AIM OF THE TASK =>
Take each line that has the word "size" and return it.

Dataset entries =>
============================================================
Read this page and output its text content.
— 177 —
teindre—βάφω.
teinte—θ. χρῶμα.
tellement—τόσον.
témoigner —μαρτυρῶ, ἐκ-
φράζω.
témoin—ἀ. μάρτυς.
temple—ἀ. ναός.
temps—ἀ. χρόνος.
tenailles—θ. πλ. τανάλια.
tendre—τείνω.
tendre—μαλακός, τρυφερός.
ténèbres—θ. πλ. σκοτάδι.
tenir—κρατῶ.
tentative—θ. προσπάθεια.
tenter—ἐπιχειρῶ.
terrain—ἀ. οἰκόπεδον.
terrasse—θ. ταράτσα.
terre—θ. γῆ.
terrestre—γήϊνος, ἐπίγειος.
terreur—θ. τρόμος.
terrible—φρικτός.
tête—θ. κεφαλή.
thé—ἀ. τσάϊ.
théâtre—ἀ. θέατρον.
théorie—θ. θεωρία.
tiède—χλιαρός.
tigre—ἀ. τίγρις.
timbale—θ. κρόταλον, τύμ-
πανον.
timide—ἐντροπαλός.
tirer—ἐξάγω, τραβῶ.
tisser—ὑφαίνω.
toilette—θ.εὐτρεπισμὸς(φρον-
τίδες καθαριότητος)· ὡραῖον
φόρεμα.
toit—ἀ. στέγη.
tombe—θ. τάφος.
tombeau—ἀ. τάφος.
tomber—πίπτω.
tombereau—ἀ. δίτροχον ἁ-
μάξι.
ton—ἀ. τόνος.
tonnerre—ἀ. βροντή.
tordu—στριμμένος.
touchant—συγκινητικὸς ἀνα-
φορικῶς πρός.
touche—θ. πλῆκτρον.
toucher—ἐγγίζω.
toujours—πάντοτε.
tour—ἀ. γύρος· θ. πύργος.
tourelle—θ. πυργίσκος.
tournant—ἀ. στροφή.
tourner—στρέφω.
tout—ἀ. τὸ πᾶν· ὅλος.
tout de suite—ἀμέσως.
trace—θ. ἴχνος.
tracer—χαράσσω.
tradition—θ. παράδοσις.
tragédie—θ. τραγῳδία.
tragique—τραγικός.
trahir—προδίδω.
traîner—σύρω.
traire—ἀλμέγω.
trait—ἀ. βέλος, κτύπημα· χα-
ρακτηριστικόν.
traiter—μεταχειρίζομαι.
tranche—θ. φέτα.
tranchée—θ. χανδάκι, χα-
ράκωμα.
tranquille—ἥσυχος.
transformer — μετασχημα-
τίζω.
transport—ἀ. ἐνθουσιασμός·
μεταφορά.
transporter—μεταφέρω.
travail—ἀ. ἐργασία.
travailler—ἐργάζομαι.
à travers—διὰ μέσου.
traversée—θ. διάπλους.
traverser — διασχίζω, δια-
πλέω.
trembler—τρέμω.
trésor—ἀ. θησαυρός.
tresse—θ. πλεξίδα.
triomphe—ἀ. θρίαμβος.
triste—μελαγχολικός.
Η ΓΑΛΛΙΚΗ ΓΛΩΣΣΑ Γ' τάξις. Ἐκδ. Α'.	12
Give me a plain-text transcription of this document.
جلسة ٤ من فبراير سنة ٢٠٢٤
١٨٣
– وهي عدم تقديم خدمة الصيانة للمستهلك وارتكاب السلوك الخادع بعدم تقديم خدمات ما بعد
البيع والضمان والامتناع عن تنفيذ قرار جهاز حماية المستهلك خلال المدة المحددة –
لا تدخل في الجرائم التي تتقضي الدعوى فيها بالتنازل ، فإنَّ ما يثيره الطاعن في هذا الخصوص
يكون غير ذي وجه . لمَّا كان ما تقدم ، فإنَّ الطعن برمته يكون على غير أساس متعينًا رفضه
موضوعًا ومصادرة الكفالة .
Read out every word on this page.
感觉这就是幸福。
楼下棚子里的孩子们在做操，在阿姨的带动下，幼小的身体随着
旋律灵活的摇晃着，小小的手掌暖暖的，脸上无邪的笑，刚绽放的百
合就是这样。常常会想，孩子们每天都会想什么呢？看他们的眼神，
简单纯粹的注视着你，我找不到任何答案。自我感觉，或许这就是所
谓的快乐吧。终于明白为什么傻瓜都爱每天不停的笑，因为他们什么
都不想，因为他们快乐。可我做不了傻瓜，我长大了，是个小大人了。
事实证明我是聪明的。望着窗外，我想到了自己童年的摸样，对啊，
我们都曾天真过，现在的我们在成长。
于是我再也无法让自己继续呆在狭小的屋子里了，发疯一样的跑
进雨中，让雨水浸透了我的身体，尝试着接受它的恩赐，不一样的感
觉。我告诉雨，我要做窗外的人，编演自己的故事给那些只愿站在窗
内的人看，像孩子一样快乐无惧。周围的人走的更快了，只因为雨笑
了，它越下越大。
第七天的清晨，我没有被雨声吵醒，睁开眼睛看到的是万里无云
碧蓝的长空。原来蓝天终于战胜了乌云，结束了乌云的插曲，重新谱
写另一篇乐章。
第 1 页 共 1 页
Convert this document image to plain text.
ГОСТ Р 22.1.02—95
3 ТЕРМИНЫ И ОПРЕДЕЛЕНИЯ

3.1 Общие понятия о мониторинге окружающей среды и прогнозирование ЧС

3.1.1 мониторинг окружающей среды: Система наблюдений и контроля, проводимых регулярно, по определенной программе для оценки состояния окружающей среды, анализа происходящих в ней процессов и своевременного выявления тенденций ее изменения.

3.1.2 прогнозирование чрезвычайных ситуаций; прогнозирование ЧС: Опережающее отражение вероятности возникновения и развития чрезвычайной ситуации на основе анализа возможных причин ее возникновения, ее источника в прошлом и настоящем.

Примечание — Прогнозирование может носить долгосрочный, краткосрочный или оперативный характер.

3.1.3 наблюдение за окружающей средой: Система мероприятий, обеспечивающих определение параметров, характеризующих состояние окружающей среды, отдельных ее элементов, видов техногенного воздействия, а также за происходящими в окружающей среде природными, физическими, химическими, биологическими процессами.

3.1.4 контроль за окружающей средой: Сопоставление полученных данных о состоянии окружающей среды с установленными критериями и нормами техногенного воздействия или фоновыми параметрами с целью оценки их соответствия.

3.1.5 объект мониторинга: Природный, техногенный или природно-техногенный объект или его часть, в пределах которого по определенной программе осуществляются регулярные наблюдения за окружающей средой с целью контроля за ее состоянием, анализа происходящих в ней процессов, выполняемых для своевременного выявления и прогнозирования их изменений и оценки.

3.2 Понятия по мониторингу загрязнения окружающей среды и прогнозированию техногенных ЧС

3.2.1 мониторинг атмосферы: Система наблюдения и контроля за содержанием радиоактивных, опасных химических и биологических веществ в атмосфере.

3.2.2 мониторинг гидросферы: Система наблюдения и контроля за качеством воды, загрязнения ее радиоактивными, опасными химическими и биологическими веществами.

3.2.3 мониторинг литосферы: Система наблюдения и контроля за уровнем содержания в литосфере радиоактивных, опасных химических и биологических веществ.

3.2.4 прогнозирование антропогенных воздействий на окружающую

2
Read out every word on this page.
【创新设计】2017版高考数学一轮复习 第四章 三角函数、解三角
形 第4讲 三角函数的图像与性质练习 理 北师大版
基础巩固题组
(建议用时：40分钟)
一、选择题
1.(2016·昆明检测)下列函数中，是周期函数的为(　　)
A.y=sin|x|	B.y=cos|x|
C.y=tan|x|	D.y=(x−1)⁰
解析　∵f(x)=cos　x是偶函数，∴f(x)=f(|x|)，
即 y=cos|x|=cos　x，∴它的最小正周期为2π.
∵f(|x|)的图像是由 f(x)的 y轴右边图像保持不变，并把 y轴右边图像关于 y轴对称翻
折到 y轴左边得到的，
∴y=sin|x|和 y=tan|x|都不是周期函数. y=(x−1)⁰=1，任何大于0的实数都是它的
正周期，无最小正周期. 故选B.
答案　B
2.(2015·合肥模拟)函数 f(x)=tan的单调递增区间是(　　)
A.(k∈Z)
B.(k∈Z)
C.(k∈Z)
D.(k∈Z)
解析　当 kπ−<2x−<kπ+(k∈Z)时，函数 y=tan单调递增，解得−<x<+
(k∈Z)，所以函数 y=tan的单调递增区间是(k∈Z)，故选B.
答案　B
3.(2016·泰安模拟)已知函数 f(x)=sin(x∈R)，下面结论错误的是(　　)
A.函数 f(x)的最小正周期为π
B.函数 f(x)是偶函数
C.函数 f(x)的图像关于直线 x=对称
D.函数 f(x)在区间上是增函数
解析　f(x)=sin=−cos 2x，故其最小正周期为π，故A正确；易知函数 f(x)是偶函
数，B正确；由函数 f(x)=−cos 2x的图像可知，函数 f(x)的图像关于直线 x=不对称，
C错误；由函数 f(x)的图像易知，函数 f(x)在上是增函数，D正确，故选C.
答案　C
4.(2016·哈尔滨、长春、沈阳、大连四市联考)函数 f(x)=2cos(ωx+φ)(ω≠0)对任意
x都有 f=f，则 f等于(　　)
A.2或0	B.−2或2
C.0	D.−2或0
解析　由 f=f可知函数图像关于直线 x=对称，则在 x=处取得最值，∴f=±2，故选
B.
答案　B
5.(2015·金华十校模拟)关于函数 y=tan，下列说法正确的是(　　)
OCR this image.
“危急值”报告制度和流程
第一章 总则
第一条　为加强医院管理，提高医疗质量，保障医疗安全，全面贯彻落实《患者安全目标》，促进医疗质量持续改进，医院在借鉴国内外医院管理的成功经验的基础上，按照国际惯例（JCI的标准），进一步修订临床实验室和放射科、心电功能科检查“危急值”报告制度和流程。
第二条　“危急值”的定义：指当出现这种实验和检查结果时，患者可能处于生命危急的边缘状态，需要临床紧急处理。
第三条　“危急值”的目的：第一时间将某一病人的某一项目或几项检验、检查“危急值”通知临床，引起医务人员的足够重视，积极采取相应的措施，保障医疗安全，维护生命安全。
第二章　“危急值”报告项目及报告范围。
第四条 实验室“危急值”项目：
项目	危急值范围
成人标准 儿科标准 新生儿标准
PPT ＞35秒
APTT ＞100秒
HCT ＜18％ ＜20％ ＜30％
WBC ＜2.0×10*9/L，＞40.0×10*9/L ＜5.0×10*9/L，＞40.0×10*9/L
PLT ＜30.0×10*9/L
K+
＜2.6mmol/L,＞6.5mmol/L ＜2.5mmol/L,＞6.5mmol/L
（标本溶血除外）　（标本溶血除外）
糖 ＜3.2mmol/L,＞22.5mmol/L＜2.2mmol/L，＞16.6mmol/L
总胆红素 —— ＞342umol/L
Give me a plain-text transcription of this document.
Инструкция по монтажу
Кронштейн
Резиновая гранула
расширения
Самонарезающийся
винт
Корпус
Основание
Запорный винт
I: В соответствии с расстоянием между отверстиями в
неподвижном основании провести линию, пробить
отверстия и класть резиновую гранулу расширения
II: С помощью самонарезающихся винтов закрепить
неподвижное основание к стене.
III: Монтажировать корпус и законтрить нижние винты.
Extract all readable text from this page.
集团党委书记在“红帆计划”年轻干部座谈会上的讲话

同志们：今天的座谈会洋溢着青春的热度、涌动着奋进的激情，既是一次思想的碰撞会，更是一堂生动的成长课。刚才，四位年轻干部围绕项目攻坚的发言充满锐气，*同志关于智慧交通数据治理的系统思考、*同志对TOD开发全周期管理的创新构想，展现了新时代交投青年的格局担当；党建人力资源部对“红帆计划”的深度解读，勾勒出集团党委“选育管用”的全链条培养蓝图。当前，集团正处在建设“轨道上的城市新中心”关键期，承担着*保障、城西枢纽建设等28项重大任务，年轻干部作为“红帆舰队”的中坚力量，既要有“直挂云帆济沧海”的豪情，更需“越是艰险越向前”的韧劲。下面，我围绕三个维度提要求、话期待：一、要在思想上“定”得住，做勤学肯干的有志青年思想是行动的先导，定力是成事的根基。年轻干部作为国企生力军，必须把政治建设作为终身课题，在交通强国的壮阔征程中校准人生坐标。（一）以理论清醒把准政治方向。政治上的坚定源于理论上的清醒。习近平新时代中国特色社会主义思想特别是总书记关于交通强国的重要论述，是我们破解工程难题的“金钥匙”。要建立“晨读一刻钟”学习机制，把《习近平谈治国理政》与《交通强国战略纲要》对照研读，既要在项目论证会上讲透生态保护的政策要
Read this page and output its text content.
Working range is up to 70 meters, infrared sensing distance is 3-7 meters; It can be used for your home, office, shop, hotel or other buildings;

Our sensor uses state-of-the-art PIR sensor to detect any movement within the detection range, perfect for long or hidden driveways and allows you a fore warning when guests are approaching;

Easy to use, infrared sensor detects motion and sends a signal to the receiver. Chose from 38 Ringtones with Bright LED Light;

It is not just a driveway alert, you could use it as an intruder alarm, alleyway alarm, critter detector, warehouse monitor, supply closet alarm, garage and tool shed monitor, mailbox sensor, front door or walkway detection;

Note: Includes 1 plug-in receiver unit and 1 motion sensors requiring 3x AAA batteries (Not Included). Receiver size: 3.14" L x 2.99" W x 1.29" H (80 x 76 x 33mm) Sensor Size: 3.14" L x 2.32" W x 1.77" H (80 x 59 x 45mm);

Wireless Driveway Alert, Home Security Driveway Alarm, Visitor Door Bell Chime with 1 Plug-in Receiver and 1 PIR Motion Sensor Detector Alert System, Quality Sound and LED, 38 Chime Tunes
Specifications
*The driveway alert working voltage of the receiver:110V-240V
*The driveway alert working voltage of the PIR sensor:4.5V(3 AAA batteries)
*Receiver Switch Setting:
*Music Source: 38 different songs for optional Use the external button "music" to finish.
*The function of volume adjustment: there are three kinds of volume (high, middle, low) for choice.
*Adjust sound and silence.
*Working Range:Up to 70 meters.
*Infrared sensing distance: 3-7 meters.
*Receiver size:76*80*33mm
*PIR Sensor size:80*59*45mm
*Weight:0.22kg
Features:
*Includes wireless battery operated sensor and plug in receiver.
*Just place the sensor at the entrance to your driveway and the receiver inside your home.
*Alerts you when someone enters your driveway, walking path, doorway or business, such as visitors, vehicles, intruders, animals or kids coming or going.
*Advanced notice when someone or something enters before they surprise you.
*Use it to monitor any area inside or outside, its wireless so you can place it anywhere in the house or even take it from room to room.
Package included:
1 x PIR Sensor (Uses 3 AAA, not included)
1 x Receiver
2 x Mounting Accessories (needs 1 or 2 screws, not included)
============================================================
RESULT OF THIS EXERCISE =>
Note: Includes 1 plug-in receiver unit and 1 motion sensors requiring 3x AAA batteries (Not Included). Receiver size: 3.14" L x 2.99" W x 1.29" H (80 x 76 x 33mm) Sensor Size: 3.14" L x 2.32" W x 1.77" H (80 x 59 x 45mm);
*Receiver size:76*80*33mm
*PIR Sensor size:80*59*45mm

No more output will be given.